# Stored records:
*-*-*

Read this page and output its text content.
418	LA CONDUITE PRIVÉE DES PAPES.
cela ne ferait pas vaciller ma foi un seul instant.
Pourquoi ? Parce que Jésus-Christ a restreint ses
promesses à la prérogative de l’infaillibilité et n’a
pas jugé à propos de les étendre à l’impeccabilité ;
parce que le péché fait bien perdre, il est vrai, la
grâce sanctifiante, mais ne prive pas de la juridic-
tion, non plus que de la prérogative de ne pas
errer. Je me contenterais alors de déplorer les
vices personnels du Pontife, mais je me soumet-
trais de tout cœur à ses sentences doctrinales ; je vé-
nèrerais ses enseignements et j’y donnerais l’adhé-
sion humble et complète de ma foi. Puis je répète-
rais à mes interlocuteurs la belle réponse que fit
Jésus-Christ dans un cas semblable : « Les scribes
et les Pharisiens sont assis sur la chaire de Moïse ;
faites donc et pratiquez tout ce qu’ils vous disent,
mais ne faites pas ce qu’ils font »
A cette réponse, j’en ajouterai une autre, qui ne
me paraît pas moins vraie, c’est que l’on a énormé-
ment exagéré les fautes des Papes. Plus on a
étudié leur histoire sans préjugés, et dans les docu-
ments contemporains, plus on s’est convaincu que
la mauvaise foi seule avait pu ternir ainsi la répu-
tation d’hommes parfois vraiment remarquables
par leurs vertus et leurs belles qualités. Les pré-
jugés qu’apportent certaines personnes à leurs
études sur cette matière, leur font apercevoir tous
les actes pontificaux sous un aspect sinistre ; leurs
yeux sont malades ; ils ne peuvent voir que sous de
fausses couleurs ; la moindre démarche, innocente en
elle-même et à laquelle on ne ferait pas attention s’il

*-*-*

# WHAT TO WORK ON:
Copy out all the entries shown above, character for character.

# RESULT BELOW:
Read this page and output its text content.
418	LA CONDUITE PRIVÉE DES PAPES.
cela ne ferait pas vaciller ma foi un seul instant.
Pourquoi ? Parce que Jésus-Christ a restreint ses
promesses à la prérogative de l’infaillibilité et n’a
pas jugé à propos de les étendre à l’impeccabilité ;
parce que le péché fait bien perdre, il est vrai, la
grâce sanctifiante, mais ne prive pas de la juridic-
tion, non plus que de la prérogative de ne pas
errer. Je me contenterais alors de déplorer les
vices personnels du Pontife, mais je me soumet-
trais de tout cœur à ses sentences doctrinales ; je vé-
nèrerais ses enseignements et j’y donnerais l’adhé-
sion humble et complète de ma foi. Puis je répète-
rais à mes interlocuteurs la belle réponse que fit
Jésus-Christ dans un cas semblable : « Les scribes
et les Pharisiens sont assis sur la chaire de Moïse ;
faites donc et pratiquez tout ce qu’ils vous disent,
mais ne faites pas ce qu’ils font »
A cette réponse, j’en ajouterai une autre, qui ne
me paraît pas moins vraie, c’est que l’on a énormé-
ment exagéré les fautes des Papes. Plus on a
étudié leur histoire sans préjugés, et dans les docu-
ments contemporains, plus on s’est convaincu que
la mauvaise foi seule avait pu ternir ainsi la répu-
tation d’hommes parfois vraiment remarquables
par leurs vertus et leurs belles qualités. Les pré-
jugés qu’apportent certaines personnes à leurs
études sur cette matière, leur font apercevoir tous
les actes pontificaux sous un aspect sinistre ; leurs
yeux sont malades ; ils ne peuvent voir que sous de
fausses couleurs ; la moindre démarche, innocente en
elle-même et à laquelle on ne ferait pas attention s’il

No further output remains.